* **What to work on**
Continue the forum thread below, on leaving children alone in hotel rooms, from the point where it stops.

* **Study text**
┄┄┄┄┄┄┄┄┄┄┄┄┄┄┄┄┄┄┄┄

Hebiegebies · 14/05/2012 14:13

Dh still has nightmares about waking up in a hotel room his parents had left him and his brothers in. It happened twice to him.

We paid for a teenager to come on holiday with us when we had a hotel holiday with his parents as I knew his dad would make a fuss if we had an early supper with the kids. She had the room next door

hairytale · 14/05/2012 14:14

Bee is right.

hairytale · 14/05/2012 14:15

Midget much, bobble? it's you that sounds scummy.

SardineQueen · 14/05/2012 14:15

Bloody hell.

So if people are unfortunate enough to have someone in their circle who is a paedophile, and their children are abused, then this must mean the parents are "scummy"???

Paedophiles don't have signs around their necks you know.
What a bizarre post.

Whoneedssleepanyway · 14/05/2012 14:15

You must have very finely tuned hearing ChitChat, I wouldn't be able to hear one of my kids being restless from kicking a blanket off from downstairs.

hairytale · 14/05/2012 14:16

Judgey, not midget.

SardineQueen · 14/05/2012 14:17

Thing is I work on the assumption that generally people are OK, and that my children will generally be fine.

It can't be much a a life for anyone, imagining all these awful things are going to go wrong the whole time.

Emphaticmaybe · 14/05/2012 14:21

Bee is right. It is knowing you can live with yourself if something does go wrong and your motivation for taking the risks in the first place.

LEMONAIDE · 14/05/2012 14:21

Friend is distantly related to someone on the sex offenders register - if you met him you would think "what a handsome young man" not "scummy" at all on initial inspecation.

TheRhubarb · 14/05/2012 14:21

"Why not just be honest, the kids aren't worth the price of a few drinks."

Oh absolutely yes. I would having a few drinks way up the list of my priorities, of course! Tell you want, you just give social services a call and report me now if you think I'm so selfish and irresponsible. I'll happily give you all my details.

┄┄┄┄┄┄┄┄┄┄┄┄┄┄┄┄┄┄┄┄

* **Extracted material**
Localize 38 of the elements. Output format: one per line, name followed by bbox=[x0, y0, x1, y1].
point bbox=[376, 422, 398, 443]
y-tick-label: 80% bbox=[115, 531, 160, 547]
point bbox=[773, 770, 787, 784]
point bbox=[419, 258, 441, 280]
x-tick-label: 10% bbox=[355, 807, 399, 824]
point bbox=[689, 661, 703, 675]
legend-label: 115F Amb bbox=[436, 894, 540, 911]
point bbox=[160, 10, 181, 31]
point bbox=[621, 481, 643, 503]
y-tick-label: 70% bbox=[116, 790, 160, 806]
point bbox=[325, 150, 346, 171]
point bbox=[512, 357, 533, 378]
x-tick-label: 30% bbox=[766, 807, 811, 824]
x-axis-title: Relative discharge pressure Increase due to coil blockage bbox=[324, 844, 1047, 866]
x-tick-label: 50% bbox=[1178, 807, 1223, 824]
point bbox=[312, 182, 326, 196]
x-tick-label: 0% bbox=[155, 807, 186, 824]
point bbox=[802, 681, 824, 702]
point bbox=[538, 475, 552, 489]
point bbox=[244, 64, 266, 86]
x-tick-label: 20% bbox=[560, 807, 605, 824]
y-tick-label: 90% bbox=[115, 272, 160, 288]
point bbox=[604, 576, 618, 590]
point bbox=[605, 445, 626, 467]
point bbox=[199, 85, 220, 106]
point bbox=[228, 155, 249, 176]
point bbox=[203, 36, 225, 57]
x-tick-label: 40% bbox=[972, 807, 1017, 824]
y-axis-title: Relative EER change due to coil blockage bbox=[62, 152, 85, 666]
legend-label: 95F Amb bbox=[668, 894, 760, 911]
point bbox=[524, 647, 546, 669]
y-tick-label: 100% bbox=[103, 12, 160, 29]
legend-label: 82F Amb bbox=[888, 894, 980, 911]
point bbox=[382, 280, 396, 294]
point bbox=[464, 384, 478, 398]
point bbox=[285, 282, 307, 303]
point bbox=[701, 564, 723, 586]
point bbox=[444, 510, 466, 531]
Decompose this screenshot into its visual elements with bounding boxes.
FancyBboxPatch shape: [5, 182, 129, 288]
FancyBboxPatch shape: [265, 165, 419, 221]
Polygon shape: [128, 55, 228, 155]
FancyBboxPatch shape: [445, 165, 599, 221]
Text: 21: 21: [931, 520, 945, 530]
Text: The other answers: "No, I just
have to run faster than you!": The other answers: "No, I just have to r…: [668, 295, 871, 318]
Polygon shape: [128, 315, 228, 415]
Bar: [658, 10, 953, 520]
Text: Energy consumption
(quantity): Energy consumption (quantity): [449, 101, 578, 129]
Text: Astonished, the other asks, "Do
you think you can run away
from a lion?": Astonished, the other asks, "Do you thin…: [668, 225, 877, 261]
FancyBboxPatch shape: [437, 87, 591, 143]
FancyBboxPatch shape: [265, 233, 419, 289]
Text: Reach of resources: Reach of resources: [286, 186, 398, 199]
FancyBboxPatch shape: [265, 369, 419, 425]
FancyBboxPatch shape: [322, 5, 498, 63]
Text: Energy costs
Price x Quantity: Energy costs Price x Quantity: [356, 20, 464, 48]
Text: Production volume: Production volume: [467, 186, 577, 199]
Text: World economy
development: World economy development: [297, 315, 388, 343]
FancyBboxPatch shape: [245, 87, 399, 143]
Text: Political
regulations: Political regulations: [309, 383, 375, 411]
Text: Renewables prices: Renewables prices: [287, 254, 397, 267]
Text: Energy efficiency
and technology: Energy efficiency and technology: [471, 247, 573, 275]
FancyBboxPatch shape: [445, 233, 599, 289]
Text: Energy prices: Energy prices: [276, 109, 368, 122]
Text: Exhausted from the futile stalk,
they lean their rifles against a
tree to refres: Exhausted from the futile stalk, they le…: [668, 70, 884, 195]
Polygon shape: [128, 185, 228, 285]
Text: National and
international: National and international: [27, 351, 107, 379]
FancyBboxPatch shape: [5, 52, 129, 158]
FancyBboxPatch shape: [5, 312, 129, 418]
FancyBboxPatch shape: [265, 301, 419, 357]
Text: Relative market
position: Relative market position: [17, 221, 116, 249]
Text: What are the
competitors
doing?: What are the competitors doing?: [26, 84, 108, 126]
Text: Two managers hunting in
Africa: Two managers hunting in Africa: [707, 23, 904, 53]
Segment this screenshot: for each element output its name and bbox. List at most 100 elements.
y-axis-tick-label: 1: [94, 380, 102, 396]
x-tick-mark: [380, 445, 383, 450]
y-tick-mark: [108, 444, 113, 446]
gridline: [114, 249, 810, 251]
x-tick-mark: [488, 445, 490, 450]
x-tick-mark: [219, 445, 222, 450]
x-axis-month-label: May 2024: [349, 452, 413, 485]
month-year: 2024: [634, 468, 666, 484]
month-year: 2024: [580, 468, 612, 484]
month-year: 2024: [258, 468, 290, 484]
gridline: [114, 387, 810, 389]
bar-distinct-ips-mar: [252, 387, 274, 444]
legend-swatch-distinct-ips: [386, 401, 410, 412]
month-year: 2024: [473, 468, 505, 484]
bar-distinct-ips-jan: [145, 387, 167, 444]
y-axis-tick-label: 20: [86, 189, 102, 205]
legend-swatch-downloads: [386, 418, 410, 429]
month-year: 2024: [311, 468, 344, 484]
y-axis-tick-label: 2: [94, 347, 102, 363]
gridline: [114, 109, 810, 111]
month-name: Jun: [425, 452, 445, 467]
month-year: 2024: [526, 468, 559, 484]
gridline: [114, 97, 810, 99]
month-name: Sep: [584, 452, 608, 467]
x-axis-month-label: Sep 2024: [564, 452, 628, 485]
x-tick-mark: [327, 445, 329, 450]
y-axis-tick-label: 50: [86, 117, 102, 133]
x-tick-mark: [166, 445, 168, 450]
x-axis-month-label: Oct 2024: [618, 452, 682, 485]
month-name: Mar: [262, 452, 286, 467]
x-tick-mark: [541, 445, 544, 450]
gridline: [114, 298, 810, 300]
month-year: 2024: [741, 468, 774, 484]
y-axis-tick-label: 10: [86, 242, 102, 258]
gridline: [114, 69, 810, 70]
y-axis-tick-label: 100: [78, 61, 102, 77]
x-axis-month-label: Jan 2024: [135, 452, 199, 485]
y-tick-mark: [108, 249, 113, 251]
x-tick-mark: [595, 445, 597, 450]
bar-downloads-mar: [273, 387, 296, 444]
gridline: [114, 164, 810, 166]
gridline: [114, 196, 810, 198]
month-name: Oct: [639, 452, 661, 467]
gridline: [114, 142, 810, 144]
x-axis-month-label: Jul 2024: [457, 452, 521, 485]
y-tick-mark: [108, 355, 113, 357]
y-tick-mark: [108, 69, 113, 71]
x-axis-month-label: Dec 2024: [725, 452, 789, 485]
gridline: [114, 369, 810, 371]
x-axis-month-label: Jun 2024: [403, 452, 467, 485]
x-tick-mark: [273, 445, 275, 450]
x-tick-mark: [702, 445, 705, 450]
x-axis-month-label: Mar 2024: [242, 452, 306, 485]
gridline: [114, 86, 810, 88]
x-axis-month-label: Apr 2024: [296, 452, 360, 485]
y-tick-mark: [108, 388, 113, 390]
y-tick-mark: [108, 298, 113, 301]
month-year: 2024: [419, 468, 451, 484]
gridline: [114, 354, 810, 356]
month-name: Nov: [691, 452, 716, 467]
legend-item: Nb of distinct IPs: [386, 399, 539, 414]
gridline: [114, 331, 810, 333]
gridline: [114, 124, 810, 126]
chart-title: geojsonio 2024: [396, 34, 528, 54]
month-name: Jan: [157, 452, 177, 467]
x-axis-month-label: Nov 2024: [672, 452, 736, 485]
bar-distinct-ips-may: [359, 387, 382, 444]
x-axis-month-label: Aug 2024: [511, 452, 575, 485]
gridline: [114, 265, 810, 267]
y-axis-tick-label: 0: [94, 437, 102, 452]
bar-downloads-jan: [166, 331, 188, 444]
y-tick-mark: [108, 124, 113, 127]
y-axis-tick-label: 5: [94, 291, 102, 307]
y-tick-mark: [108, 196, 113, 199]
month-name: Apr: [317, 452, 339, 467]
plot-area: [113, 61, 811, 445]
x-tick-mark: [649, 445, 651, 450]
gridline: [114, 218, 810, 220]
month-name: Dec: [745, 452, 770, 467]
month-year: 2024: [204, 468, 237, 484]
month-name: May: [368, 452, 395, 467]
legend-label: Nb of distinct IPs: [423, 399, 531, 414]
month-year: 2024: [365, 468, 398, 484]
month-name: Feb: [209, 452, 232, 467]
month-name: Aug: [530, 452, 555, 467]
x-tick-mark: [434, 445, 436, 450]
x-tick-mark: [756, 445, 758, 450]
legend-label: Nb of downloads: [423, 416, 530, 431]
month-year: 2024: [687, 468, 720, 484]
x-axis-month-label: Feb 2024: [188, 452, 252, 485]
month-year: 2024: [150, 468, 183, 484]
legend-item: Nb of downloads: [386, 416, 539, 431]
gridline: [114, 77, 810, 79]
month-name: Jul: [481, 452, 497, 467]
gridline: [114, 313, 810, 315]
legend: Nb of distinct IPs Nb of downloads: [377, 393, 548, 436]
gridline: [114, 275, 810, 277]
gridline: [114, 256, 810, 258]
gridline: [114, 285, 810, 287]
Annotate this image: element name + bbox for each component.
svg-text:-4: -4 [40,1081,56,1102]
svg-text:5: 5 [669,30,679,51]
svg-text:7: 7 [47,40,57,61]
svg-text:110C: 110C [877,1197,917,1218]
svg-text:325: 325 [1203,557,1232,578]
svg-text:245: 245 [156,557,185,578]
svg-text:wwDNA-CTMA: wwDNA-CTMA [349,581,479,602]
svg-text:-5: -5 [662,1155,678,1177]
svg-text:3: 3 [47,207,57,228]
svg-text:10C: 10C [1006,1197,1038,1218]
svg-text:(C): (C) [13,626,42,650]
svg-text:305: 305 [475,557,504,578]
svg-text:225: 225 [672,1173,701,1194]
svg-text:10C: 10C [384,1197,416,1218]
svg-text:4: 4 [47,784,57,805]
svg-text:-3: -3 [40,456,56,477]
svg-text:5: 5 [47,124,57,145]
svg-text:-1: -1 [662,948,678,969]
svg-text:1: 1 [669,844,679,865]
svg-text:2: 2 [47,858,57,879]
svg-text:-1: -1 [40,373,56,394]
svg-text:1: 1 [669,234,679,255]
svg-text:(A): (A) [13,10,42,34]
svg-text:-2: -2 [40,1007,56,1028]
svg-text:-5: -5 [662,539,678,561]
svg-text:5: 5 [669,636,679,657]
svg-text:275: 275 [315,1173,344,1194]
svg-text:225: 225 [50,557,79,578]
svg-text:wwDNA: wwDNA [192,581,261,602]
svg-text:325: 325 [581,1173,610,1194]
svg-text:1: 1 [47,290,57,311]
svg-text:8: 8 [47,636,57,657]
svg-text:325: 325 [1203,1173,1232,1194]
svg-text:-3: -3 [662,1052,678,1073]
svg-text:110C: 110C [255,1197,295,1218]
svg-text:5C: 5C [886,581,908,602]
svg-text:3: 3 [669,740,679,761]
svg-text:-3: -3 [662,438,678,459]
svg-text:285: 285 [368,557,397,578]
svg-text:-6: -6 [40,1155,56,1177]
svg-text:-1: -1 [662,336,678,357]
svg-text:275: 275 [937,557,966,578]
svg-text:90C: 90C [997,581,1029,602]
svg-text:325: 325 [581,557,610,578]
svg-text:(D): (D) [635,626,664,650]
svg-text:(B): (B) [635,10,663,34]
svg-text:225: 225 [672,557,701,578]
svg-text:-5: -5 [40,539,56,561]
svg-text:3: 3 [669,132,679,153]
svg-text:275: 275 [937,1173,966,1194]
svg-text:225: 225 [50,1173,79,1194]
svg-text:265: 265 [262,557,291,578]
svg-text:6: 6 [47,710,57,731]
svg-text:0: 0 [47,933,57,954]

┄┄┄┄┄┄┄┄┄┄┄┄┄┄┄┄┄┄┄┄

* **Answer space**
Earlier posters have given abduction as a reason why they wouldn't do it. Many people have said, why not just get a babysitter? So on those grounds it's worth mentioning the risks of abduction by a stranger next to the risk of abuse by a babysitter. Just for comparison.

Calculated risks. If knowing about the statistics on abuse by babysitters (not just sexual) and you still choose to employ the services of a babysitter then you make a calculated risk that you and your dh are happy to make. If knowing about the statistics on hotel fires and abduction you choose to leave your baby sleeping in their room then you take a calculated risk. I don't see the difference.

As for monitors. Well you can now get breathing monitors and monitors with built in webcams for less than a hundred quid. So you wouldn't need to rely on sound alone.

monkeymoma · 14/05/2012 14:22

cause abusers are never people of good reputation in the community bobbledunk? they all look like Bill Sikes right?

TheRhubarb · 14/05/2012 14:23

In fact bobbledunk, now that I've read your last post. You're not worth engaging with anymore.

Bye bye.

LEMONAIDE · 14/05/2012 14:23

I just think there are necessary risks and un-necessary risks...this, to me, is unnecessary.

Anyway id be glad to get away eventually and use the kids as an excuse anyway

bobbledunk · 14/05/2012 14:23

You should read the link, nobody in their right mind would hand their child over to an ovbiously disturbed woman with a violent history. It is scummy and stupid to pretend otherwise.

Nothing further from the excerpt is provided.